* **What you need to do**: Among the lines below, count those containing the word "használható". Give the number only.

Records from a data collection
** Begin **

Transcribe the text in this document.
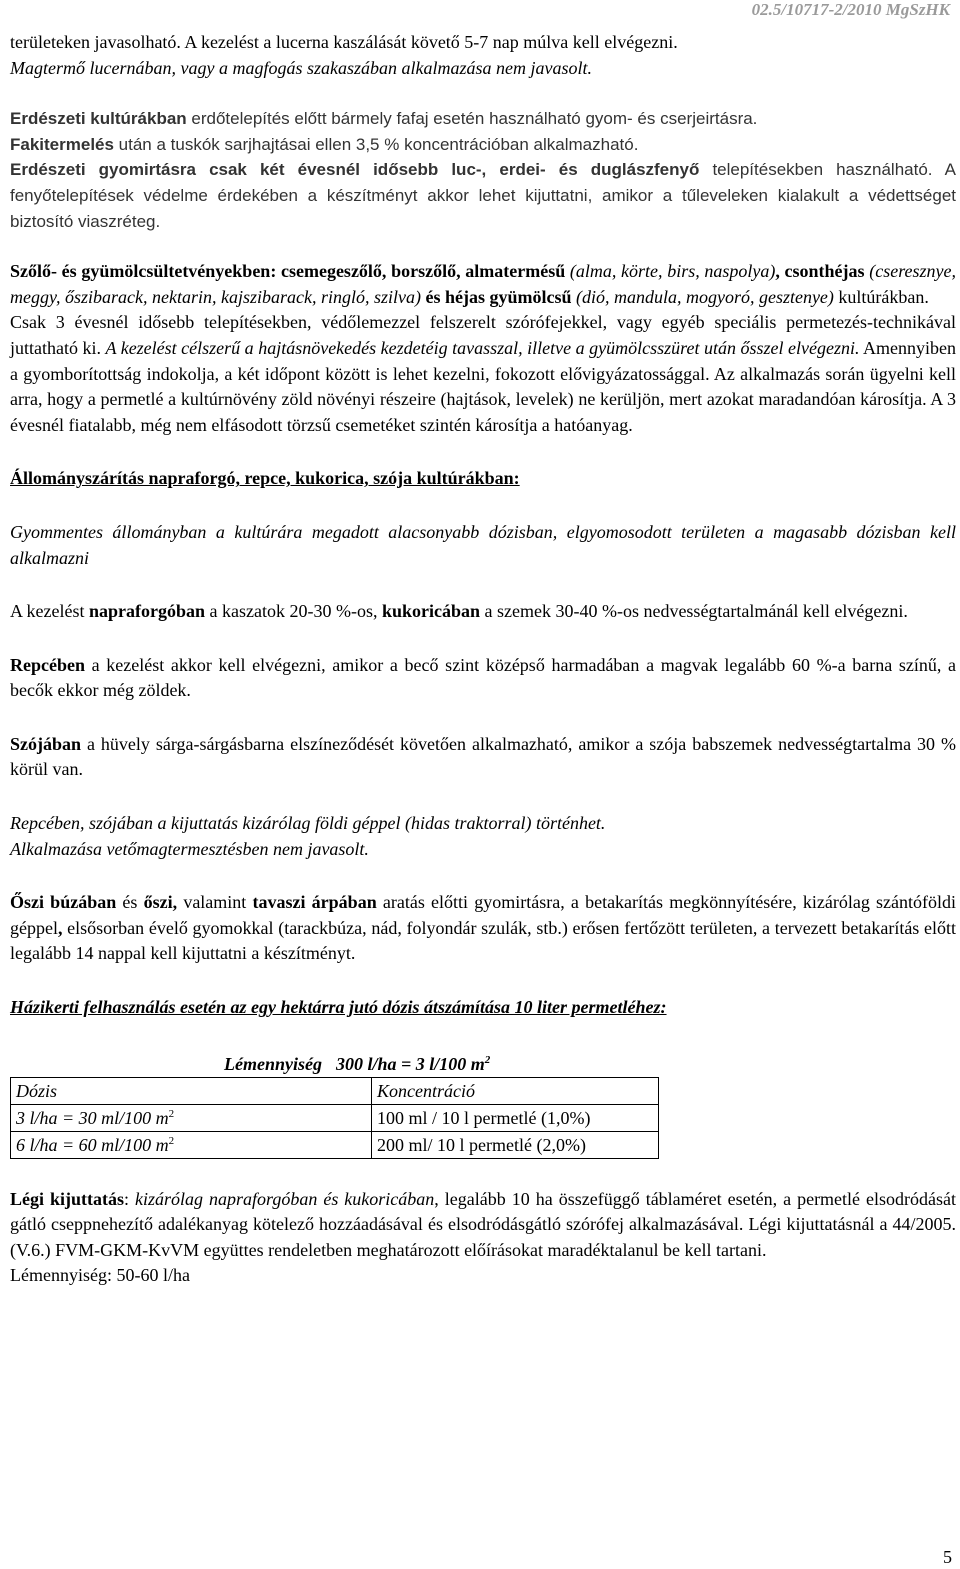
02.5/10717-2/2010 MgSzHK

területeken javasolható. A kezelést a lucerna kaszálását követő 5-7 nap múlva kell elvégezni.
Magtermő lucernában, vagy a magfogás szakaszában alkalmazása nem javasolt.

Erdészeti kultúrákban erdőtelepítés előtt bármely fafaj esetén használható gyom- és cserjeirtásra.

Fakitermelés után a tuskók sarjhajtásai ellen 3,5 % koncentrációban alkalmazható.

Erdészeti gyomirtásra csak két évesnél idősebb luc-, erdei- és duglászfenyő telepítésekben használható. A fenyőtelepítések védelme érdekében a készítményt akkor lehet kijuttatni, amikor a tűleveleken kialakult a védettséget biztosító viaszréteg.

Szőlő- és gyümölcsültetvényekben: csemegeszőlő, borszőlő, almatermésű (alma, körte, birs, naspolya), csonthéjas (cseresznye, meggy, őszibarack, nektarin, kajszibarack, ringló, szilva) és héjas gyümölcsű (dió, mandula, mogyoró, gesztenye) kultúrákban.

Csak 3 évesnél idősebb telepítésekben, védőlemezzel felszerelt szórófejekkel, vagy egyéb speciális permetezés-technikával juttatható ki. A kezelést célszerű a hajtásnövekedés kezdetéig tavasszal, illetve a gyümölcsszüret után ősszel elvégezni. Amennyiben a gyomborítottság indokolja, a két időpont között is lehet kezelni, fokozott elővigyázatossággal. Az alkalmazás során ügyelni kell arra, hogy a permetlé a kultúrnövény zöld növényi részeire (hajtások, levelek) ne kerüljön, mert azokat maradandóan károsítja. A 3 évesnél fiatalabb, még nem elfásodott törzsű csemetéket szintén károsítja a hatóanyag.

Állományszárítás napraforgó, repce, kukorica, szója kultúrákban:

Gyommentes állományban a kultúrára megadott alacsonyabb dózisban, elgyomosodott területen a magasabb dózisban kell alkalmazni

A kezelést napraforgóban a kaszatok 20-30 %-os, kukoricában a szemek 30-40 %-os nedvességtartalmánál kell elvégezni.

Repcében a kezelést akkor kell elvégezni, amikor a becő szint középső harmadában a magvak legalább 60 %-a barna színű, a becők ekkor még zöldek.

Szójában a hüvely sárga-sárgásbarna elszíneződését követően alkalmazható, amikor a szója babszemek nedvességtartalma 30 % körül van.

Repcében, szójában a kijuttatás kizárólag földi géppel (hidas traktorral) történhet.
Alkalmazása vetőmagtermesztésben nem javasolt.

Őszi búzában és őszi, valamint tavaszi árpában aratás előtti gyomirtásra, a betakarítás megkönnyítésére, kizárólag szántóföldi géppel, elsősorban évelő gyomokkal (tarackbúza, nád, folyondár szulák, stb.) erősen fertőzött területen, a tervezett betakarítás előtt legalább 14 nappal kell kijuttatni a készítményt.

Házikerti felhasználás esetén az egy hektárra jutó dózis átszámítása 10 liter permetléhez:

Lémennyiség 300 l/ha = 3 l/100 $m^2$
Dózis	Koncentráció
3 l/ha = 30 ml/100 $m^2$	100 ml / 10 l permetlé (1,0%)
6 l/ha = 60 ml/100 $m^2$	200 ml/ 10 l permetlé (2,0%)

Légi kijuttatás: kizárólag napraforgóban és kukoricában, legalább 10 ha összefüggő táblaméret esetén, a permetlé elsodródását gátló cseppnehezítő adalékanyag kötelező hozzáadásával és elsodródásgátló szórófej alkalmazásával. Légi kijuttatásnál a 44/2005.(V.6.) FVM-GKM-KvVM együttes rendeletben meghatározott előírásokat maradéktalanul be kell tartani.

Lémennyiség: 50-60 l/ha

5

** End **

* **Written solution**: 2